Required task: Provide the records once more, identical to the original.

— START Items —

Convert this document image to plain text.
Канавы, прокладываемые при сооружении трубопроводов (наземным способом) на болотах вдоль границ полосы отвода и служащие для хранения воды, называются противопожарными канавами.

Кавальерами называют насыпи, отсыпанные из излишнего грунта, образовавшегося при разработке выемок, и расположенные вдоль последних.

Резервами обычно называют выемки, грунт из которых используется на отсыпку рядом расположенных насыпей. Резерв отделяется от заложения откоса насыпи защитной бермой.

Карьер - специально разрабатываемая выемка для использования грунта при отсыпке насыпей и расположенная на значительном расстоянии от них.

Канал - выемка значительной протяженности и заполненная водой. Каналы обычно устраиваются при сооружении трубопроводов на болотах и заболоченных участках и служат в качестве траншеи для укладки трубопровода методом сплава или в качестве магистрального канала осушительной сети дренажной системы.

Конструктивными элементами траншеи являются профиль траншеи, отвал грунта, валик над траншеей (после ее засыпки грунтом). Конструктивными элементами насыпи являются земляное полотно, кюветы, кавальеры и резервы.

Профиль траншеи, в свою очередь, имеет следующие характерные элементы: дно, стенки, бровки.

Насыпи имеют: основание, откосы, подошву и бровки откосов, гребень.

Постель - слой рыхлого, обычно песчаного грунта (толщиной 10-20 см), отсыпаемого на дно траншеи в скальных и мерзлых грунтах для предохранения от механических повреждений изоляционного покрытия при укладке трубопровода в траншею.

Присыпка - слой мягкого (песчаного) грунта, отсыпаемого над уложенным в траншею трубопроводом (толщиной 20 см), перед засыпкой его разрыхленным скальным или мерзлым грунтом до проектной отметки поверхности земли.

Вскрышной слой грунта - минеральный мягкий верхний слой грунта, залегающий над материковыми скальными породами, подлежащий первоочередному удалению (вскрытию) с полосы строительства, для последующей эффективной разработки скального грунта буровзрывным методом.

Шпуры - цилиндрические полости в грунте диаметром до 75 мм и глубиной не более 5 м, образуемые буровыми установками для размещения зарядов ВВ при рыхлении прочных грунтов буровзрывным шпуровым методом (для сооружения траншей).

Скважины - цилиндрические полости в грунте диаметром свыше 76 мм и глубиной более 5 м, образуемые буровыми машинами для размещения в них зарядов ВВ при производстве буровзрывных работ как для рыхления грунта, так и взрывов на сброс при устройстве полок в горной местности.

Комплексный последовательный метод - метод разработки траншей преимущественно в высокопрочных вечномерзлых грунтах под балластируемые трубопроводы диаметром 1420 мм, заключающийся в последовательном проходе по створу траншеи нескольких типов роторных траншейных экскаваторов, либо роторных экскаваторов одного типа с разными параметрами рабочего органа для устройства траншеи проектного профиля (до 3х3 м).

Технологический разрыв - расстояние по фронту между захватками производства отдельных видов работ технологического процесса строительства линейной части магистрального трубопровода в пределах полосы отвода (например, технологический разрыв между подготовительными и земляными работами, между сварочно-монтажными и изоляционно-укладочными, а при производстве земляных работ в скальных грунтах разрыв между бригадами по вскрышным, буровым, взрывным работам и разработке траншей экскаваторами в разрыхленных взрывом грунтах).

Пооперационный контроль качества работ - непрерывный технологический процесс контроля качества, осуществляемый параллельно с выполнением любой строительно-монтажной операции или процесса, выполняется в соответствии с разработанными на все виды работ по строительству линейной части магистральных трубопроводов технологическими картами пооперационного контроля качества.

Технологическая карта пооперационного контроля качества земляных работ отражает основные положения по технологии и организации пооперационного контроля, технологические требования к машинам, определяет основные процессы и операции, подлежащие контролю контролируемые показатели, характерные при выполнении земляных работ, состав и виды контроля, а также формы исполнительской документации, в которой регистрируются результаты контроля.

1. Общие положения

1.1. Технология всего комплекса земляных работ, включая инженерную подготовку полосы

— END Items —

Task response:
Convert this document image to plain text.
Канавы, прокладываемые при сооружении трубопроводов (наземным способом) на болотах вдоль границ полосы отвода и служащие для хранения воды, называются противопожарными канавами.

Кавальерами называют насыпи, отсыпанные из излишнего грунта, образовавшегося при разработке выемок, и расположенные вдоль последних.

Резервами обычно называют выемки, грунт из которых используется на отсыпку рядом расположенных насыпей. Резерв отделяется от заложения откоса насыпи защитной бермой.

Карьер - специально разрабатываемая выемка для использования грунта при отсыпке насыпей и расположенная на значительном расстоянии от них.

Канал - выемка значительной протяженности и заполненная водой. Каналы обычно устраиваются при сооружении трубопроводов на болотах и заболоченных участках и служат в качестве траншеи для укладки трубопровода методом сплава или в качестве магистрального канала осушительной сети дренажной системы.

Конструктивными элементами траншеи являются профиль траншеи, отвал грунта, валик над траншеей (после ее засыпки грунтом). Конструктивными элементами насыпи являются земляное полотно, кюветы, кавальеры и резервы.

Профиль траншеи, в свою очередь, имеет следующие характерные элементы: дно, стенки, бровки.

Насыпи имеют: основание, откосы, подошву и бровки откосов, гребень.

Постель - слой рыхлого, обычно песчаного грунта (толщиной 10-20 см), отсыпаемого на дно траншеи в скальных и мерзлых грунтах для предохранения от механических повреждений изоляционного покрытия при укладке трубопровода в траншею.

Присыпка - слой мягкого (песчаного) грунта, отсыпаемого над уложенным в траншею трубопроводом (толщиной 20 см), перед засыпкой его разрыхленным скальным или мерзлым грунтом до проектной отметки поверхности земли.

Вскрышной слой грунта - минеральный мягкий верхний слой грунта, залегающий над материковыми скальными породами, подлежащий первоочередному удалению (вскрытию) с полосы строительства, для последующей эффективной разработки скального грунта буровзрывным методом.

Шпуры - цилиндрические полости в грунте диаметром до 75 мм и глубиной не более 5 м, образуемые буровыми установками для размещения зарядов ВВ при рыхлении прочных грунтов буровзрывным шпуровым методом (для сооружения траншей).

Скважины - цилиндрические полости в грунте диаметром свыше 76 мм и глубиной более 5 м, образуемые буровыми машинами для размещения в них зарядов ВВ при производстве буровзрывных работ как для рыхления грунта, так и взрывов на сброс при устройстве полок в горной местности.

Комплексный последовательный метод - метод разработки траншей преимущественно в высокопрочных вечномерзлых грунтах под балластируемые трубопроводы диаметром 1420 мм, заключающийся в последовательном проходе по створу траншеи нескольких типов роторных траншейных экскаваторов, либо роторных экскаваторов одного типа с разными параметрами рабочего органа для устройства траншеи проектного профиля (до 3х3 м).

Технологический разрыв - расстояние по фронту между захватками производства отдельных видов работ технологического процесса строительства линейной части магистрального трубопровода в пределах полосы отвода (например, технологический разрыв между подготовительными и земляными работами, между сварочно-монтажными и изоляционно-укладочными, а при производстве земляных работ в скальных грунтах разрыв между бригадами по вскрышным, буровым, взрывным работам и разработке траншей экскаваторами в разрыхленных взрывом грунтах).

Пооперационный контроль качества работ - непрерывный технологический процесс контроля качества, осуществляемый параллельно с выполнением любой строительно-монтажной операции или процесса, выполняется в соответствии с разработанными на все виды работ по строительству линейной части магистральных трубопроводов технологическими картами пооперационного контроля качества.

Технологическая карта пооперационного контроля качества земляных работ отражает основные положения по технологии и организации пооперационного контроля, технологические требования к машинам, определяет основные процессы и операции, подлежащие контролю контролируемые показатели, характерные при выполнении земляных работ, состав и виды контроля, а также формы исполнительской документации, в которой регистрируются результаты контроля.

1. Общие положения

1.1. Технология всего комплекса земляных работ, включая инженерную подготовку полосы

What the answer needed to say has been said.